Written instruction:
Output all lines exactly.

Recorded data:
+--

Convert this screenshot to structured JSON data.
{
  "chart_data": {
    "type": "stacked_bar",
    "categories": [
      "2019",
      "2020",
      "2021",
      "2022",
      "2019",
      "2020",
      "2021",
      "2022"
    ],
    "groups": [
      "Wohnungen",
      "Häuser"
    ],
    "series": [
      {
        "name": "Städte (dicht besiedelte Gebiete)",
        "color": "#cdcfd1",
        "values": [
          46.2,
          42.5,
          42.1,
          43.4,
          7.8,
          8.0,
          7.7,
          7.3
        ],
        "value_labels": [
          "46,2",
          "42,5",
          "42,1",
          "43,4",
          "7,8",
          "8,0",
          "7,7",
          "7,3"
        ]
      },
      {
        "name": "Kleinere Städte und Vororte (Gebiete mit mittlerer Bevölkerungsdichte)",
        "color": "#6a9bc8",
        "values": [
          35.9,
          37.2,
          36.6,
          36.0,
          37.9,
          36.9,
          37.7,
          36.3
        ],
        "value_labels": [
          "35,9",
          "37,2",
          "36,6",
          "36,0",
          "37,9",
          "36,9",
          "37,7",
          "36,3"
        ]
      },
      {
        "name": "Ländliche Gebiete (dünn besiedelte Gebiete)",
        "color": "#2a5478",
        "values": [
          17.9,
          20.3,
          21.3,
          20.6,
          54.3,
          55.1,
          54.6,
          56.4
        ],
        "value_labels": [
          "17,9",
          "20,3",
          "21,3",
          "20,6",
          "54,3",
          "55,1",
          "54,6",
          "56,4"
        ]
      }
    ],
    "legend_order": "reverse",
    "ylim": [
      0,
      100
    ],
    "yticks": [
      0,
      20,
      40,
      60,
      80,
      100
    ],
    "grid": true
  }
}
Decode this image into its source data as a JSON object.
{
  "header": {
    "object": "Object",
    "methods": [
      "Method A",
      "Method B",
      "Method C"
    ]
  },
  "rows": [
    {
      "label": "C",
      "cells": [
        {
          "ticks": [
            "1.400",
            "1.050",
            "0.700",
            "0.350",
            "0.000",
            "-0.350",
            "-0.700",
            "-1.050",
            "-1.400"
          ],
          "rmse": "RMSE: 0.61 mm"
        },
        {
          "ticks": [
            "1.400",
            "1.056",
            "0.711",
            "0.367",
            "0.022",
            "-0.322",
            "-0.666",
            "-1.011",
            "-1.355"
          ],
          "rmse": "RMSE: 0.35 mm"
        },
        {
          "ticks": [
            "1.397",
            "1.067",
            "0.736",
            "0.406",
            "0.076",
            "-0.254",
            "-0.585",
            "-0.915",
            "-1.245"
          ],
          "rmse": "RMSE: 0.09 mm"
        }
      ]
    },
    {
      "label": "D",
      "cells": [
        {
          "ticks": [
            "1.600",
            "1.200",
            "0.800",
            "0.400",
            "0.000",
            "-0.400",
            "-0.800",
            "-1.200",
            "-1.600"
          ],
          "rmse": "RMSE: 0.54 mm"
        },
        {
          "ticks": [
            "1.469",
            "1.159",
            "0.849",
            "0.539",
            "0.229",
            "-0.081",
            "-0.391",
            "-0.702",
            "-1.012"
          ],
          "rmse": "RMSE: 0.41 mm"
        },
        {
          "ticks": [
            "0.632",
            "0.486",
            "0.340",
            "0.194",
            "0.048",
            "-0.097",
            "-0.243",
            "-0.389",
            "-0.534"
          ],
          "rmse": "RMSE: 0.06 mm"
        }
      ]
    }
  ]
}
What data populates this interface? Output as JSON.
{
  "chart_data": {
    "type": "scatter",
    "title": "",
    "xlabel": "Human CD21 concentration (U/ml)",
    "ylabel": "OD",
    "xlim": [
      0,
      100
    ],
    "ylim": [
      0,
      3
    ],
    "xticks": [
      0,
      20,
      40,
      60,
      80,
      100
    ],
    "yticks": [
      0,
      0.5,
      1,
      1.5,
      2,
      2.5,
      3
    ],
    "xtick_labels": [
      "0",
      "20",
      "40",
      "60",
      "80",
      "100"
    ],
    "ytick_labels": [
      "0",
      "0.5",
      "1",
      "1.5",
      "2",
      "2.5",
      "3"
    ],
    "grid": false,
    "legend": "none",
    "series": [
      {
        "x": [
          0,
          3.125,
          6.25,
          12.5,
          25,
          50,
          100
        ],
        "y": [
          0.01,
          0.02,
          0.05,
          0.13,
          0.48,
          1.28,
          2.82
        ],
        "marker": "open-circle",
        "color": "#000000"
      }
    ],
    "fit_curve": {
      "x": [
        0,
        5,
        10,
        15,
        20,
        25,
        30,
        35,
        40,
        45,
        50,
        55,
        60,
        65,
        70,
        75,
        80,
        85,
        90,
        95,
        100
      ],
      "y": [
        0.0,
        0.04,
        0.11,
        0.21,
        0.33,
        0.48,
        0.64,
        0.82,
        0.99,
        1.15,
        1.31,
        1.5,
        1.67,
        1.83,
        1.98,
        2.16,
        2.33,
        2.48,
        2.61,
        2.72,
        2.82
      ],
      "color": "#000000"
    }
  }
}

+--

The reply:
Convert this screenshot to structured JSON data.
{
  "chart_data": {
    "type": "stacked_bar",
    "categories": [
      "2019",
      "2020",
      "2021",
      "2022",
      "2019",
      "2020",
      "2021",
      "2022"
    ],
    "groups": [
      "Wohnungen",
      "Häuser"
    ],
    "series": [
      {
        "name": "Städte (dicht besiedelte Gebiete)",
        "color": "#cdcfd1",
        "values": [
          46.2,
          42.5,
          42.1,
          43.4,
          7.8,
          8.0,
          7.7,
          7.3
        ],
        "value_labels": [
          "46,2",
          "42,5",
          "42,1",
          "43,4",
          "7,8",
          "8,0",
          "7,7",
          "7,3"
        ]
      },
      {
        "name": "Kleinere Städte und Vororte (Gebiete mit mittlerer Bevölkerungsdichte)",
        "color": "#6a9bc8",
        "values": [
          35.9,
          37.2,
          36.6,
          36.0,
          37.9,
          36.9,
          37.7,
          36.3
        ],
        "value_labels": [
          "35,9",
          "37,2",
          "36,6",
          "36,0",
          "37,9",
          "36,9",
          "37,7",
          "36,3"
        ]
      },
      {
        "name": "Ländliche Gebiete (dünn besiedelte Gebiete)",
        "color": "#2a5478",
        "values": [
          17.9,
          20.3,
          21.3,
          20.6,
          54.3,
          55.1,
          54.6,
          56.4
        ],
        "value_labels": [
          "17,9",
          "20,3",
          "21,3",
          "20,6",
          "54,3",
          "55,1",
          "54,6",
          "56,4"
        ]
      }
    ],
    "legend_order": "reverse",
    "ylim": [
      0,
      100
    ],
    "yticks": [
      0,
      20,
      40,
      60,
      80,
      100
    ],
    "grid": true
  }
}
Decode this image into its source data as a JSON object.
{
  "header": {
    "object": "Object",
    "methods": [
      "Method A",
      "Method B",
      "Method C"
    ]
  },
  "rows": [
    {
      "label": "C",
      "cells": [
        {
          "ticks": [
            "1.400",
            "1.050",
            "0.700",
            "0.350",
            "0.000",
            "-0.350",
            "-0.700",
            "-1.050",
            "-1.400"
          ],
          "rmse": "RMSE: 0.61 mm"
        },
        {
          "ticks": [
            "1.400",
            "1.056",
            "0.711",
            "0.367",
            "0.022",
            "-0.322",
            "-0.666",
            "-1.011",
            "-1.355"
          ],
          "rmse": "RMSE: 0.35 mm"
        },
        {
          "ticks": [
            "1.397",
            "1.067",
            "0.736",
            "0.406",
            "0.076",
            "-0.254",
            "-0.585",
            "-0.915",
            "-1.245"
          ],
          "rmse": "RMSE: 0.09 mm"
        }
      ]
    },
    {
      "label": "D",
      "cells": [
        {
          "ticks": [
            "1.600",
            "1.200",
            "0.800",
            "0.400",
            "0.000",
            "-0.400",
            "-0.800",
            "-1.200",
            "-1.600"
          ],
          "rmse": "RMSE: 0.54 mm"
        },
        {
          "ticks": [
            "1.469",
            "1.159",
            "0.849",
            "0.539",
            "0.229",
            "-0.081",
            "-0.391",
            "-0.702",
            "-1.012"
          ],
          "rmse": "RMSE: 0.41 mm"
        },
        {
          "ticks": [
            "0.632",
            "0.486",
            "0.340",
            "0.194",
            "0.048",
            "-0.097",
            "-0.243",
            "-0.389",
            "-0.534"
          ],
          "rmse": "RMSE: 0.06 mm"
        }
      ]
    }
  ]
}
What data populates this interface? Output as JSON.
{
  "chart_data": {
    "type": "scatter",
    "title": "",
    "xlabel": "Human CD21 concentration (U/ml)",
    "ylabel": "OD",
    "xlim": [
      0,
      100
    ],
    "ylim": [
      0,
      3
    ],
    "xticks": [
      0,
      20,
      40,
      60,
      80,
      100
    ],
    "yticks": [
      0,
      0.5,
      1,
      1.5,
      2,
      2.5,
      3
    ],
    "xtick_labels": [
      "0",
      "20",
      "40",
      "60",
      "80",
      "100"
    ],
    "ytick_labels": [
      "0",
      "0.5",
      "1",
      "1.5",
      "2",
      "2.5",
      "3"
    ],
    "grid": false,
    "legend": "none",
    "series": [
      {
        "x": [
          0,
          3.125,
          6.25,
          12.5,
          25,
          50,
          100
        ],
        "y": [
          0.01,
          0.02,
          0.05,
          0.13,
          0.48,
          1.28,
          2.82
        ],
        "marker": "open-circle",
        "color": "#000000"
      }
    ],
    "fit_curve": {
      "x": [
        0,
        5,
        10,
        15,
        20,
        25,
        30,
        35,
        40,
        45,
        50,
        55,
        60,
        65,
        70,
        75,
        80,
        85,
        90,
        95,
        100
      ],
      "y": [
        0.0,
        0.04,
        0.11,
        0.21,
        0.33,
        0.48,
        0.64,
        0.82,
        0.99,
        1.15,
        1.31,
        1.5,
        1.67,
        1.83,
        1.98,
        2.16,
        2.33,
        2.48,
        2.61,
        2.72,
        2.82
      ],
      "color": "#000000"
    }
  }
}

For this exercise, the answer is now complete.